### Data for processing
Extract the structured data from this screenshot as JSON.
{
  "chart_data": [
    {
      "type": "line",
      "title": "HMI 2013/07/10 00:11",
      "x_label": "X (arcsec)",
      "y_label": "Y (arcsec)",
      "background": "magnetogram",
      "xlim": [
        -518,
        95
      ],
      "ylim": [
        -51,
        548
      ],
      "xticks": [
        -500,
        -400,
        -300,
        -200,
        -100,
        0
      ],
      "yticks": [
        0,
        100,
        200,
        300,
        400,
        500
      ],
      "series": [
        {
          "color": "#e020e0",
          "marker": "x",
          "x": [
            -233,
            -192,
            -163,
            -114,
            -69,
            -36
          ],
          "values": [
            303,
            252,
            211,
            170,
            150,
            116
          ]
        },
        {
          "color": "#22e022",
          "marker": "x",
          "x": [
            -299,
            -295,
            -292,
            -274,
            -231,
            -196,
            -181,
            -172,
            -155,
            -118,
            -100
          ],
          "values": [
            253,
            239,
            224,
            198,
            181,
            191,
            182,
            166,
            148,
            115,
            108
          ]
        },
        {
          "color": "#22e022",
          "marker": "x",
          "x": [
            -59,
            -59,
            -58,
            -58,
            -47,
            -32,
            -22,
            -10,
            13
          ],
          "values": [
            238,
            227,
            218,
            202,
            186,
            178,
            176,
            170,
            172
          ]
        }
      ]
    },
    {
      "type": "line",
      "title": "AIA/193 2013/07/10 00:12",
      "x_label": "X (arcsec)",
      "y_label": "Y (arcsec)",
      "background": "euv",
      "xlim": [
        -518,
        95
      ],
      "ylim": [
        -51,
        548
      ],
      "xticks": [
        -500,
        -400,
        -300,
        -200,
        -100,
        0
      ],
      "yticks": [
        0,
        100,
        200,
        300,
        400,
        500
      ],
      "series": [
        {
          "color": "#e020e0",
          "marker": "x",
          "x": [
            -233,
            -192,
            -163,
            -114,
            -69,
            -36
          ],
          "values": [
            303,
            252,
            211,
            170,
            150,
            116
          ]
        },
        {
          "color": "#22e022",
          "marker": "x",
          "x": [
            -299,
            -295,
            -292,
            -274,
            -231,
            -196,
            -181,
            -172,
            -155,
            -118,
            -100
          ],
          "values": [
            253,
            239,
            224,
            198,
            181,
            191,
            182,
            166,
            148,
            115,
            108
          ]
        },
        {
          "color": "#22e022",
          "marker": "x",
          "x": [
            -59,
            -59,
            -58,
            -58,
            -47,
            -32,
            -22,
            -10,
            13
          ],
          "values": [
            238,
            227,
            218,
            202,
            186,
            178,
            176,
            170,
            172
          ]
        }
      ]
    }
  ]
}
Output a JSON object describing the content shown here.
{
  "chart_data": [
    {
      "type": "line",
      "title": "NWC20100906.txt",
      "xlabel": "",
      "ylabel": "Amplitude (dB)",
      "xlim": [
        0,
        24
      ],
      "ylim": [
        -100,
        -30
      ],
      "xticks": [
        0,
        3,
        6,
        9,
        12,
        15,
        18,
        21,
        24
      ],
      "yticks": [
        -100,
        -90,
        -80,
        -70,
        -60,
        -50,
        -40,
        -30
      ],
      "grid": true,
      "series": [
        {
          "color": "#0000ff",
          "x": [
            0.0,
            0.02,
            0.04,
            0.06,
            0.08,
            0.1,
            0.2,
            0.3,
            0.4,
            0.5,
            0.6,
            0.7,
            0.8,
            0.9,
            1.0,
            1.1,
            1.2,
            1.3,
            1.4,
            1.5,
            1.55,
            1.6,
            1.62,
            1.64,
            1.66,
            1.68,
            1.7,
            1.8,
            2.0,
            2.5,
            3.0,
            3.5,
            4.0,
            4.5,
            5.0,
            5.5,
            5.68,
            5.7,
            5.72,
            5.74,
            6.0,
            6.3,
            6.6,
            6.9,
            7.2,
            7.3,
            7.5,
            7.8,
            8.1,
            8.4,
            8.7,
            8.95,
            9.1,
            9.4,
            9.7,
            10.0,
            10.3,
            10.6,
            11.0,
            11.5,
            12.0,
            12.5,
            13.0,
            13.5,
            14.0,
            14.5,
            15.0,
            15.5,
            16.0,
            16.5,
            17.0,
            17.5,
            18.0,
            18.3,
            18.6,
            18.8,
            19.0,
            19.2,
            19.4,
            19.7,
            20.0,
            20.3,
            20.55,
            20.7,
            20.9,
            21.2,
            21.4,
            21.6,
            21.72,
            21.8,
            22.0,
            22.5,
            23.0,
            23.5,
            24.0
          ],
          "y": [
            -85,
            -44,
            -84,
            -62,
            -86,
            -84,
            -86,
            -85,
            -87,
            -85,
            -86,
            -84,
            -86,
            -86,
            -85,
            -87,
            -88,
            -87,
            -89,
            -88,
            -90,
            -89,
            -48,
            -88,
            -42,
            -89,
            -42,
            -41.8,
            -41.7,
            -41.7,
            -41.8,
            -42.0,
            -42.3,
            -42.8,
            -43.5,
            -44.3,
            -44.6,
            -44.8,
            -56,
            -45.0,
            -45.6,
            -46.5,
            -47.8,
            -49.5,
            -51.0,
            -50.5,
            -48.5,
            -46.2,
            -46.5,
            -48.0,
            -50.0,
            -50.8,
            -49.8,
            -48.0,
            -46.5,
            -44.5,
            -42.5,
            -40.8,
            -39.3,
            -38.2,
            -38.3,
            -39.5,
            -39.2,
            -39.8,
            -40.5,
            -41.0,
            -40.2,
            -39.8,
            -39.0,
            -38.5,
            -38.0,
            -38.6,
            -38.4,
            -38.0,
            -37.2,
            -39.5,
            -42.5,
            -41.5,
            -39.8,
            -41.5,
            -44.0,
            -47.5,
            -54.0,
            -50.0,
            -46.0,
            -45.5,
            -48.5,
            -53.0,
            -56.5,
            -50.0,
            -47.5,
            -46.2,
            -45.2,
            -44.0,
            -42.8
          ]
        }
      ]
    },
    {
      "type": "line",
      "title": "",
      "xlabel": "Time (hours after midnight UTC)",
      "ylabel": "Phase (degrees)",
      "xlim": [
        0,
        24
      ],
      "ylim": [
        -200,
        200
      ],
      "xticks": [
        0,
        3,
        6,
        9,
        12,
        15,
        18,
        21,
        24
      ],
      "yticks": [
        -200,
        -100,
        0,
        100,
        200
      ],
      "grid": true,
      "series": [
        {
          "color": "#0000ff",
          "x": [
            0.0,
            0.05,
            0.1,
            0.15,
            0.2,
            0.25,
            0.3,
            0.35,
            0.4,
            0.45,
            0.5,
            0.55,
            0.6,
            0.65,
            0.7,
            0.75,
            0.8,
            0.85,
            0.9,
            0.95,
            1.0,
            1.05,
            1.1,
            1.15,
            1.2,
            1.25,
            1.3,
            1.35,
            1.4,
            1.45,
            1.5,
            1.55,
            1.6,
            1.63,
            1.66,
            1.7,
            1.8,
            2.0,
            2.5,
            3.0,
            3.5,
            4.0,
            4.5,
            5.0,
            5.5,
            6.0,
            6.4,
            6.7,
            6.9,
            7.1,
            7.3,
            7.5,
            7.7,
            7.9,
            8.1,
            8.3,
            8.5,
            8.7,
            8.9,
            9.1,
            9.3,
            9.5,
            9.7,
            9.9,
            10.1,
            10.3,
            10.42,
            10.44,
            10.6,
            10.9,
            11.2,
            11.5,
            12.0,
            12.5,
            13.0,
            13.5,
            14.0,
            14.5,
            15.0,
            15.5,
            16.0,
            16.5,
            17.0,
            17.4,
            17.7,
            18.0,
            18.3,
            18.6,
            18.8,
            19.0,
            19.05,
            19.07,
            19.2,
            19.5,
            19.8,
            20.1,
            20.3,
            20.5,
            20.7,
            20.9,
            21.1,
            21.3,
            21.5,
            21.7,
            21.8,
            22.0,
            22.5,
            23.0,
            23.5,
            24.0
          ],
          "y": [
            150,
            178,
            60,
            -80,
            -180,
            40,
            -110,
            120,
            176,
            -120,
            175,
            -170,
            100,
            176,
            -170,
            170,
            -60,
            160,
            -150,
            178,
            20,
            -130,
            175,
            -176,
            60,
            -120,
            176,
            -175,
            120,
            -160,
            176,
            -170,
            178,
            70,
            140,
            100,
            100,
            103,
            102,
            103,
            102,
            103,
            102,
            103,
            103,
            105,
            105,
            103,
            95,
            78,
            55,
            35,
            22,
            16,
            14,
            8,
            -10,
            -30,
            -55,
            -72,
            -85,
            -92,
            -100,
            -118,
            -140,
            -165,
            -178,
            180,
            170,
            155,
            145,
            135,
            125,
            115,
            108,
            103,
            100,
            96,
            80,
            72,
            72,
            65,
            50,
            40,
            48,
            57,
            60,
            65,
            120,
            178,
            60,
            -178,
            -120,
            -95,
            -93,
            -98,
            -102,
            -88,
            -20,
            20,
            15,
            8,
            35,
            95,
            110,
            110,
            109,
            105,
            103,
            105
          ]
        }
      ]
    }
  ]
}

### Exercise aim
Report only a number: how many lines in the material above contain the string "title".

### Reply to the task
4